**What to do:** Report all lines holding "this".

..........

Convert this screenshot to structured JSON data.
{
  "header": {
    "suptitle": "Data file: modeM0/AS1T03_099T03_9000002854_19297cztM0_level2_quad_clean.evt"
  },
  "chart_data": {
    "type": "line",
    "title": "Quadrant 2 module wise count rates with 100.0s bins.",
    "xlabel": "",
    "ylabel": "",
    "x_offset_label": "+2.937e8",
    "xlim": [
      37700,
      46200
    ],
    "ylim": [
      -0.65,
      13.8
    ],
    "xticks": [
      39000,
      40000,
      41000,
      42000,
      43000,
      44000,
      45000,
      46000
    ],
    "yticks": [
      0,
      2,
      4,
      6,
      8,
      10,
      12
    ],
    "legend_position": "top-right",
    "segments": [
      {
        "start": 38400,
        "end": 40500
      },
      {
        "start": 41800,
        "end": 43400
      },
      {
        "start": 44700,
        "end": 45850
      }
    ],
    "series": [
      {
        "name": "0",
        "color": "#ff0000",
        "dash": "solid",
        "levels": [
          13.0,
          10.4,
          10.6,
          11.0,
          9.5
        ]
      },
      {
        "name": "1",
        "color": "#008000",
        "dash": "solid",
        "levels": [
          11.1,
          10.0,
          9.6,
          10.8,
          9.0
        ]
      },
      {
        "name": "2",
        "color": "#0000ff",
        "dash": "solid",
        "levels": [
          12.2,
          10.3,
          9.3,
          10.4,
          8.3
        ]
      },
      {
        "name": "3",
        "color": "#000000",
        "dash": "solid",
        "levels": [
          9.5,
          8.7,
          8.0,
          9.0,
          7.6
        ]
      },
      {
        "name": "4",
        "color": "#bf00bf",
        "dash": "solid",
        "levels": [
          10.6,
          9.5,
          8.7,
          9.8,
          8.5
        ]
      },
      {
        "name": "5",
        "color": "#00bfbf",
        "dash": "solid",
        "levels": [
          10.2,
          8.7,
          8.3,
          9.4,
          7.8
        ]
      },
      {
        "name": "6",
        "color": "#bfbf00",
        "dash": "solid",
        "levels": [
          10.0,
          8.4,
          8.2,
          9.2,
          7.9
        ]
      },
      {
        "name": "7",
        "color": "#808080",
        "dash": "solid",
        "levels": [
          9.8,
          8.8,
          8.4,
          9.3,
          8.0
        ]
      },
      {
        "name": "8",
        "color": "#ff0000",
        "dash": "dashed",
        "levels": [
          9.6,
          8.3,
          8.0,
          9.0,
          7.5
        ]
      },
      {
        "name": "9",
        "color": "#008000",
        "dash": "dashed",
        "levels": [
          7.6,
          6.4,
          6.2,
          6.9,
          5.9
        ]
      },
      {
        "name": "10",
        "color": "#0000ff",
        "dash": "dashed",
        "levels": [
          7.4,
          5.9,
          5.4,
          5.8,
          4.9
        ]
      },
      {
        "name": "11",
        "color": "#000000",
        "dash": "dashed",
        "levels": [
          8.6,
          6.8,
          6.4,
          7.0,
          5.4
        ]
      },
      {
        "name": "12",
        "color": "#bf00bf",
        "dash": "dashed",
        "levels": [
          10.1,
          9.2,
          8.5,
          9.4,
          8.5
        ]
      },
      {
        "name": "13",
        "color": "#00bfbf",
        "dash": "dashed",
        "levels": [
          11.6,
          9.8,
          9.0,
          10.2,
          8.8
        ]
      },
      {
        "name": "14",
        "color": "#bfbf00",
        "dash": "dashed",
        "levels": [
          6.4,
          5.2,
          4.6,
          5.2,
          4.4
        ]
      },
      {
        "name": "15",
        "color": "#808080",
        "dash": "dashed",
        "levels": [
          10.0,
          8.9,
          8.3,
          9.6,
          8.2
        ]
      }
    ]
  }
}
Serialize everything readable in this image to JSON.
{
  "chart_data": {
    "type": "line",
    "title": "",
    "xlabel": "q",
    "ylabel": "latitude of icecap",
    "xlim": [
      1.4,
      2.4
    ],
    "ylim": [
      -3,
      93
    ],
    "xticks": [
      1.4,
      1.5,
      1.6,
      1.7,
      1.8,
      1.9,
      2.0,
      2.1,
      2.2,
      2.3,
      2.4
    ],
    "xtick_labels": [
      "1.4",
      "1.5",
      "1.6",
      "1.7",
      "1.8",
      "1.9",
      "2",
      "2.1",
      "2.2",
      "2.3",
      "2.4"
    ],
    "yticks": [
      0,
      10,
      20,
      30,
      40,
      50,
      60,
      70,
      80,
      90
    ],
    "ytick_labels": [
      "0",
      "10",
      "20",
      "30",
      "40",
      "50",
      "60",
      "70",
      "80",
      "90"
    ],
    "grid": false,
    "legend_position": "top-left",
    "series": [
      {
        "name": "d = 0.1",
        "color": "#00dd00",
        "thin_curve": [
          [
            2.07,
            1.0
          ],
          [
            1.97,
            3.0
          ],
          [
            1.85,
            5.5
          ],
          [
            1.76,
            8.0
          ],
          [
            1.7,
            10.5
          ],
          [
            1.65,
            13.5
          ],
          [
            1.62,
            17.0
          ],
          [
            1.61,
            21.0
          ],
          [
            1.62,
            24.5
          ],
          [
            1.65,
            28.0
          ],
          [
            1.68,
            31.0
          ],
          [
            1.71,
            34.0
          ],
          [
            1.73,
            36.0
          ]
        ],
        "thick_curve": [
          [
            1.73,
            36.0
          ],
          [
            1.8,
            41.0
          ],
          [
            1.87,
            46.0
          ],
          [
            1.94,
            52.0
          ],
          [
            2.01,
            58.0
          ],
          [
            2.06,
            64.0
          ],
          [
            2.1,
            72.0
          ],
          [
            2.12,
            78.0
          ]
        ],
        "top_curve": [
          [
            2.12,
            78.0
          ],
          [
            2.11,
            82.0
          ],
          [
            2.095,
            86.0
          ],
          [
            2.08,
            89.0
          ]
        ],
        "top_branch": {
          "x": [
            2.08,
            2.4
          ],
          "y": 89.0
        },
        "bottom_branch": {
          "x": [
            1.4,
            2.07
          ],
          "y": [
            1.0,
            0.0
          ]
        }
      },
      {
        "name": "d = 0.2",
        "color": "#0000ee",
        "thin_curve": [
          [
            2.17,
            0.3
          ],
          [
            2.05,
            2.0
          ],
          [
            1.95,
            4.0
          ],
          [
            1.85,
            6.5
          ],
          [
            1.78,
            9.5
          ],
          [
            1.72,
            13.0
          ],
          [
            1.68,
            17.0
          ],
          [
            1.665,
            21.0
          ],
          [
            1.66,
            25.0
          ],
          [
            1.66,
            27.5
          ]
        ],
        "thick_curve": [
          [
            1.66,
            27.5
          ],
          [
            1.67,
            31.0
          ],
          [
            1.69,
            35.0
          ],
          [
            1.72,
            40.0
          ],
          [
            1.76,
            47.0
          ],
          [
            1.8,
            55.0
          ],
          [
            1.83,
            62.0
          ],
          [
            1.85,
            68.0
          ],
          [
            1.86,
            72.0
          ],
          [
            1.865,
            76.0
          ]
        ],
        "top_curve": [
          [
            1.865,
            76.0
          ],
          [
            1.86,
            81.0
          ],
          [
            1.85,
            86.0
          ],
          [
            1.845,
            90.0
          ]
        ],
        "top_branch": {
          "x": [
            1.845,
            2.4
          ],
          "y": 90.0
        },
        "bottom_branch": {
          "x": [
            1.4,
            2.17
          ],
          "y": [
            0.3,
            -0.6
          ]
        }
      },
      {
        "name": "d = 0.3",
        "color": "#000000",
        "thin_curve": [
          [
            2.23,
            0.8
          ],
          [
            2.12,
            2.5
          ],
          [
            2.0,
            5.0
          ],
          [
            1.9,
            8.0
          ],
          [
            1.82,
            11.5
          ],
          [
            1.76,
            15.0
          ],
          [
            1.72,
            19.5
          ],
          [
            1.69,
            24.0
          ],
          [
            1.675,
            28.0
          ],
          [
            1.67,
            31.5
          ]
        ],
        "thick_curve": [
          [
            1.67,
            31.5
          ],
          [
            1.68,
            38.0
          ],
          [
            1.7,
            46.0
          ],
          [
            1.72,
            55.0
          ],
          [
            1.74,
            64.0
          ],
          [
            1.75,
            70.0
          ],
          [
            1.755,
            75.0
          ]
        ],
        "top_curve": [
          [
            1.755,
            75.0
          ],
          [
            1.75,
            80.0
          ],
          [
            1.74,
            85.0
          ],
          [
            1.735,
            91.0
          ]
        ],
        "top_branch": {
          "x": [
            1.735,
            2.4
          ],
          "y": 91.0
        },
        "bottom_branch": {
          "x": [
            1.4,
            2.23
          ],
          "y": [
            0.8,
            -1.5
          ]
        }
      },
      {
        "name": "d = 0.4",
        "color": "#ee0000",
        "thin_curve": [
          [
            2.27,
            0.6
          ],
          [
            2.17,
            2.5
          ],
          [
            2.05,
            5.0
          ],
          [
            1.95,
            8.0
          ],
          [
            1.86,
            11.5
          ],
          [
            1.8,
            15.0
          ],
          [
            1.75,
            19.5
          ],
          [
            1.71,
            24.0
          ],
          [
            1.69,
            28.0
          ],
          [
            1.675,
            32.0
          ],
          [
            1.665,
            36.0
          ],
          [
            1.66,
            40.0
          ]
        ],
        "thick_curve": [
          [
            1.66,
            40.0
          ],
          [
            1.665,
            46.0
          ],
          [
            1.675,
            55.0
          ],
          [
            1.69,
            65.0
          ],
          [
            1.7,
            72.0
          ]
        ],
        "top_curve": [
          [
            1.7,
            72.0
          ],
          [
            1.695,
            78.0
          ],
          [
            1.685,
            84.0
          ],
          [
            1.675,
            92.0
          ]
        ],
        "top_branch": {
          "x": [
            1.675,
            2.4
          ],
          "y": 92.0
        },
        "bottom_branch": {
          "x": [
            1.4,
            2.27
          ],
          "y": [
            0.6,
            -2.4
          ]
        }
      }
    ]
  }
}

..........

**Final result:**
Convert this screenshot to structured JSON data.
Serialize everything readable in this image to JSON.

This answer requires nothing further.